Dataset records
"""

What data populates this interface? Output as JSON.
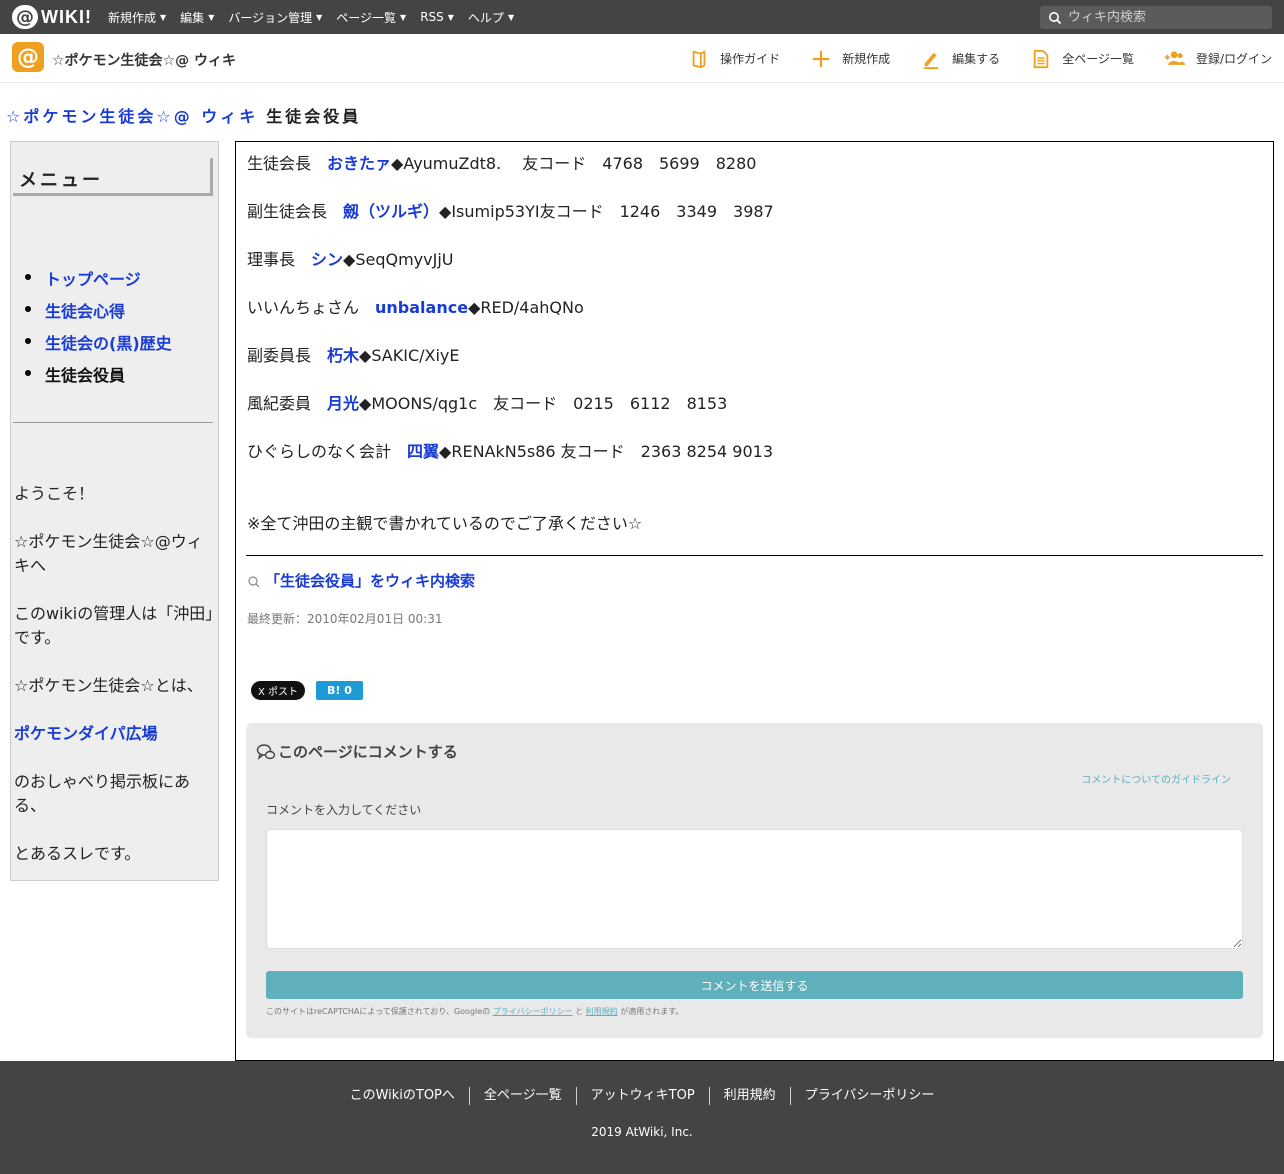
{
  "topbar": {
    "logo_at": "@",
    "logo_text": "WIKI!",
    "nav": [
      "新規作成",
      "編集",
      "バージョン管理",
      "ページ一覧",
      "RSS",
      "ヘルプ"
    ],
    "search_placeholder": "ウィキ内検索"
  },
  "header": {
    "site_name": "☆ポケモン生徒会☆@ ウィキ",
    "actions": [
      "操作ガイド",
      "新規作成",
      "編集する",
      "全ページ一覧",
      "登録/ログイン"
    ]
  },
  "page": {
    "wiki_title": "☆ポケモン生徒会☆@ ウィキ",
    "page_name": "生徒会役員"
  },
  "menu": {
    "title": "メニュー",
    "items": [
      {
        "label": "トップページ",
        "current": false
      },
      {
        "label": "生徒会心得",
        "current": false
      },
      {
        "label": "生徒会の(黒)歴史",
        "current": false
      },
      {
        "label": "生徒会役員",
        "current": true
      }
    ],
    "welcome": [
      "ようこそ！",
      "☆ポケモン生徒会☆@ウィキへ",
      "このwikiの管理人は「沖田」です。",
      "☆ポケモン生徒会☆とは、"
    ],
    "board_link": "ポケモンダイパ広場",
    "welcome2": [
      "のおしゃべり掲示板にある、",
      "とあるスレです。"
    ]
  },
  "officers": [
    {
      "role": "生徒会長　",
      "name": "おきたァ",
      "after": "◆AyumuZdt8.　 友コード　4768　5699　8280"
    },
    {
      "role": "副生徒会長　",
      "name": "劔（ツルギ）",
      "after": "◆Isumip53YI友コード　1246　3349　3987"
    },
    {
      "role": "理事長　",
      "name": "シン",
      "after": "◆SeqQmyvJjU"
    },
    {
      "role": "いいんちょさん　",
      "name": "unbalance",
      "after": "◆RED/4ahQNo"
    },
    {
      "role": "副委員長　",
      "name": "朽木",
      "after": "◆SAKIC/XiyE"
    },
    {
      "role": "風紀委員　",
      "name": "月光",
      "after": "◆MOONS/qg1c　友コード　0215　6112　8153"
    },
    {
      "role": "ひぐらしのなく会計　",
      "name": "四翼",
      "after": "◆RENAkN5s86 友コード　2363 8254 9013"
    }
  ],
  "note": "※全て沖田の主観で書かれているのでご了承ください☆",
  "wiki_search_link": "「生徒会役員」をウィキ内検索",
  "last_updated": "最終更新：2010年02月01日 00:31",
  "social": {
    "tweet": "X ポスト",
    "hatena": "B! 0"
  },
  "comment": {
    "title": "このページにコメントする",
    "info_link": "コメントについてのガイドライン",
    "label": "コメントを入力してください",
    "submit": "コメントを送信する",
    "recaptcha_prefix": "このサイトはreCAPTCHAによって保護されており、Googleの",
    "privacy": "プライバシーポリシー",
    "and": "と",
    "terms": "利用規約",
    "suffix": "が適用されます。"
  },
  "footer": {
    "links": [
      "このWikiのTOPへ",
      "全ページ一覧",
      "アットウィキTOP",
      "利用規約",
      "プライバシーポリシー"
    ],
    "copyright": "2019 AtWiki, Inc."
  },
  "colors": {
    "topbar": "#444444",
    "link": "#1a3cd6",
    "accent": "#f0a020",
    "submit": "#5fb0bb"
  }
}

"""

→ Task goal
Every record above should be transcribed exactly; the pictures stay out of the copy.

→ Task result
What data populates this interface? Output as JSON.
{
  "topbar": {
    "logo_at": "@",
    "logo_text": "WIKI!",
    "nav": [
      "新規作成",
      "編集",
      "バージョン管理",
      "ページ一覧",
      "RSS",
      "ヘルプ"
    ],
    "search_placeholder": "ウィキ内検索"
  },
  "header": {
    "site_name": "☆ポケモン生徒会☆@ ウィキ",
    "actions": [
      "操作ガイド",
      "新規作成",
      "編集する",
      "全ページ一覧",
      "登録/ログイン"
    ]
  },
  "page": {
    "wiki_title": "☆ポケモン生徒会☆@ ウィキ",
    "page_name": "生徒会役員"
  },
  "menu": {
    "title": "メニュー",
    "items": [
      {
        "label": "トップページ",
        "current": false
      },
      {
        "label": "生徒会心得",
        "current": false
      },
      {
        "label": "生徒会の(黒)歴史",
        "current": false
      },
      {
        "label": "生徒会役員",
        "current": true
      }
    ],
    "welcome": [
      "ようこそ！",
      "☆ポケモン生徒会☆@ウィキへ",
      "このwikiの管理人は「沖田」です。",
      "☆ポケモン生徒会☆とは、"
    ],
    "board_link": "ポケモンダイパ広場",
    "welcome2": [
      "のおしゃべり掲示板にある、",
      "とあるスレです。"
    ]
  },
  "officers": [
    {
      "role": "生徒会長　",
      "name": "おきたァ",
      "after": "◆AyumuZdt8.　 友コード　4768　5699　8280"
    },
    {
      "role": "副生徒会長　",
      "name": "劔（ツルギ）",
      "after": "◆Isumip53YI友コード　1246　3349　3987"
    },
    {
      "role": "理事長　",
      "name": "シン",
      "after": "◆SeqQmyvJjU"
    },
    {
      "role": "いいんちょさん　",
      "name": "unbalance",
      "after": "◆RED/4ahQNo"
    },
    {
      "role": "副委員長　",
      "name": "朽木",
      "after": "◆SAKIC/XiyE"
    },
    {
      "role": "風紀委員　",
      "name": "月光",
      "after": "◆MOONS/qg1c　友コード　0215　6112　8153"
    },
    {
      "role": "ひぐらしのなく会計　",
      "name": "四翼",
      "after": "◆RENAkN5s86 友コード　2363 8254 9013"
    }
  ],
  "note": "※全て沖田の主観で書かれているのでご了承ください☆",
  "wiki_search_link": "「生徒会役員」をウィキ内検索",
  "last_updated": "最終更新：2010年02月01日 00:31",
  "social": {
    "tweet": "X ポスト",
    "hatena": "B! 0"
  },
  "comment": {
    "title": "このページにコメントする",
    "info_link": "コメントについてのガイドライン",
    "label": "コメントを入力してください",
    "submit": "コメントを送信する",
    "recaptcha_prefix": "このサイトはreCAPTCHAによって保護されており、Googleの",
    "privacy": "プライバシーポリシー",
    "and": "と",
    "terms": "利用規約",
    "suffix": "が適用されます。"
  },
  "footer": {
    "links": [
      "このWikiのTOPへ",
      "全ページ一覧",
      "アットウィキTOP",
      "利用規約",
      "プライバシーポリシー"
    ],
    "copyright": "2019 AtWiki, Inc."
  },
  "colors": {
    "topbar": "#444444",
    "link": "#1a3cd6",
    "accent": "#f0a020",
    "submit": "#5fb0bb"
  }
}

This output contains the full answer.